Return the entries below verbatim. Pictures stay out.
►
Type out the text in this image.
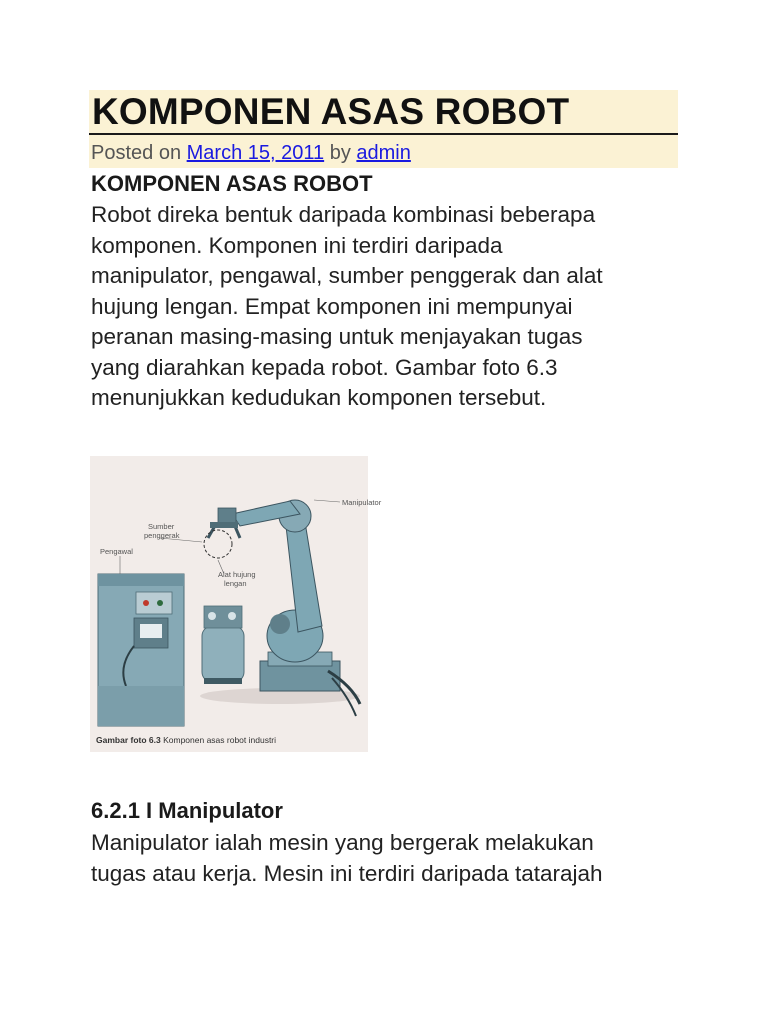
KOMPONEN ASAS ROBOT
Posted on March 15, 2011 by admin
KOMPONEN ASAS ROBOT
Robot direka bentuk daripada kombinasi beberapa
komponen. Komponen ini terdiri daripada
manipulator, pengawal, sumber penggerak dan alat
hujung lengan. Empat komponen ini mempunyai
peranan masing-masing untuk menjayakan tugas
yang diarahkan kepada robot. Gambar foto 6.3
menunjukkan kedudukan komponen tersebut.
Manipulator
Sumber
penggerak
Pengawal
Alat hujung
lengan
Gambar foto 6.3 Komponen asas robot industri
6.2.1 I Manipulator
Manipulator ialah mesin yang bergerak melakukan
tugas atau kerja. Mesin ini terdiri daripada tatarajah
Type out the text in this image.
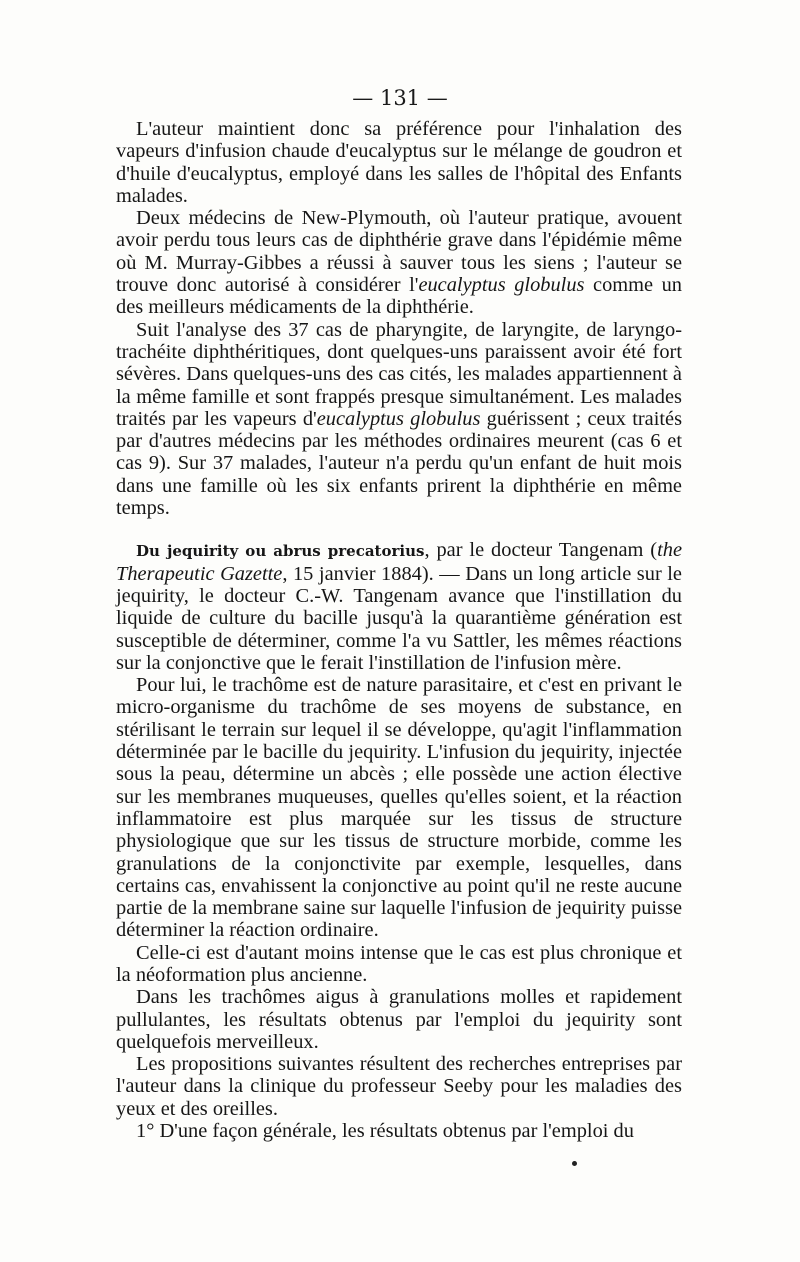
— 131 —

L'auteur maintient donc sa préférence pour l'inhalation des vapeurs d'infusion chaude d'eucalyptus sur le mélange de goudron et d'huile d'eucalyptus, employé dans les salles de l'hôpital des Enfants malades.

Deux médecins de New-Plymouth, où l'auteur pratique, avouent avoir perdu tous leurs cas de diphthérie grave dans l'épidémie même où M. Murray-Gibbes a réussi à sauver tous les siens ; l'auteur se trouve donc autorisé à considérer l'eucalyptus globulus comme un des meilleurs médicaments de la diphthérie.

Suit l'analyse des 37 cas de pharyngite, de laryngite, de laryngo-trachéite diphthéritiques, dont quelques-uns paraissent avoir été fort sévères. Dans quelques-uns des cas cités, les malades appartiennent à la même famille et sont frappés presque simultanément. Les malades traités par les vapeurs d'eucalyptus globulus guérissent ; ceux traités par d'autres médecins par les méthodes ordinaires meurent (cas 6 et cas 9). Sur 37 malades, l'auteur n'a perdu qu'un enfant de huit mois dans une famille où les six enfants prirent la diphthérie en même temps.

Du jequirity ou abrus precatorius, par le docteur Tangenam (the Therapeutic Gazette, 15 janvier 1884). — Dans un long article sur le jequirity, le docteur C.-W. Tangenam avance que l'instillation du liquide de culture du bacille jusqu'à la quarantième génération est susceptible de déterminer, comme l'a vu Sattler, les mêmes réactions sur la conjonctive que le ferait l'instillation de l'infusion mère.

Pour lui, le trachôme est de nature parasitaire, et c'est en privant le micro-organisme du trachôme de ses moyens de substance, en stérilisant le terrain sur lequel il se développe, qu'agit l'inflammation déterminée par le bacille du jequirity. L'infusion du jequirity, injectée sous la peau, détermine un abcès ; elle possède une action élective sur les membranes muqueuses, quelles qu'elles soient, et la réaction inflammatoire est plus marquée sur les tissus de structure physiologique que sur les tissus de structure morbide, comme les granulations de la conjonctivite par exemple, lesquelles, dans certains cas, envahissent la conjonctive au point qu'il ne reste aucune partie de la membrane saine sur laquelle l'infusion de jequirity puisse déterminer la réaction ordinaire.

Celle-ci est d'autant moins intense que le cas est plus chronique et la néoformation plus ancienne.

Dans les trachômes aigus à granulations molles et rapidement pullulantes, les résultats obtenus par l'emploi du jequirity sont quelquefois merveilleux.

Les propositions suivantes résultent des recherches entreprises par l'auteur dans la clinique du professeur Seeby pour les maladies des yeux et des oreilles.

1° D'une façon générale, les résultats obtenus par l'emploi du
◄
◆ **Right answer**
Type out the text in this image.
KOMPONEN ASAS ROBOT
Posted on March 15, 2011 by admin
KOMPONEN ASAS ROBOT
Robot direka bentuk daripada kombinasi beberapa
komponen. Komponen ini terdiri daripada
manipulator, pengawal, sumber penggerak dan alat
hujung lengan. Empat komponen ini mempunyai
peranan masing-masing untuk menjayakan tugas
yang diarahkan kepada robot. Gambar foto 6.3
menunjukkan kedudukan komponen tersebut.
Manipulator
Sumber
penggerak
Pengawal
Alat hujung
lengan
Gambar foto 6.3 Komponen asas robot industri
6.2.1 I Manipulator
Manipulator ialah mesin yang bergerak melakukan
tugas atau kerja. Mesin ini terdiri daripada tatarajah
Type out the text in this image.
— 131 —

L'auteur maintient donc sa préférence pour l'inhalation des vapeurs d'infusion chaude d'eucalyptus sur le mélange de goudron et d'huile d'eucalyptus, employé dans les salles de l'hôpital des Enfants malades.

Deux médecins de New-Plymouth, où l'auteur pratique, avouent avoir perdu tous leurs cas de diphthérie grave dans l'épidémie même où M. Murray-Gibbes a réussi à sauver tous les siens ; l'auteur se trouve donc autorisé à considérer l'eucalyptus globulus comme un des meilleurs médicaments de la diphthérie.

Suit l'analyse des 37 cas de pharyngite, de laryngite, de laryngo-trachéite diphthéritiques, dont quelques-uns paraissent avoir été fort sévères. Dans quelques-uns des cas cités, les malades appartiennent à la même famille et sont frappés presque simultanément. Les malades traités par les vapeurs d'eucalyptus globulus guérissent ; ceux traités par d'autres médecins par les méthodes ordinaires meurent (cas 6 et cas 9). Sur 37 malades, l'auteur n'a perdu qu'un enfant de huit mois dans une famille où les six enfants prirent la diphthérie en même temps.

Du jequirity ou abrus precatorius, par le docteur Tangenam (the Therapeutic Gazette, 15 janvier 1884). — Dans un long article sur le jequirity, le docteur C.-W. Tangenam avance que l'instillation du liquide de culture du bacille jusqu'à la quarantième génération est susceptible de déterminer, comme l'a vu Sattler, les mêmes réactions sur la conjonctive que le ferait l'instillation de l'infusion mère.

Pour lui, le trachôme est de nature parasitaire, et c'est en privant le micro-organisme du trachôme de ses moyens de substance, en stérilisant le terrain sur lequel il se développe, qu'agit l'inflammation déterminée par le bacille du jequirity. L'infusion du jequirity, injectée sous la peau, détermine un abcès ; elle possède une action élective sur les membranes muqueuses, quelles qu'elles soient, et la réaction inflammatoire est plus marquée sur les tissus de structure physiologique que sur les tissus de structure morbide, comme les granulations de la conjonctivite par exemple, lesquelles, dans certains cas, envahissent la conjonctive au point qu'il ne reste aucune partie de la membrane saine sur laquelle l'infusion de jequirity puisse déterminer la réaction ordinaire.

Celle-ci est d'autant moins intense que le cas est plus chronique et la néoformation plus ancienne.

Dans les trachômes aigus à granulations molles et rapidement pullulantes, les résultats obtenus par l'emploi du jequirity sont quelquefois merveilleux.

Les propositions suivantes résultent des recherches entreprises par l'auteur dans la clinique du professeur Seeby pour les maladies des yeux et des oreilles.

1° D'une façon générale, les résultats obtenus par l'emploi du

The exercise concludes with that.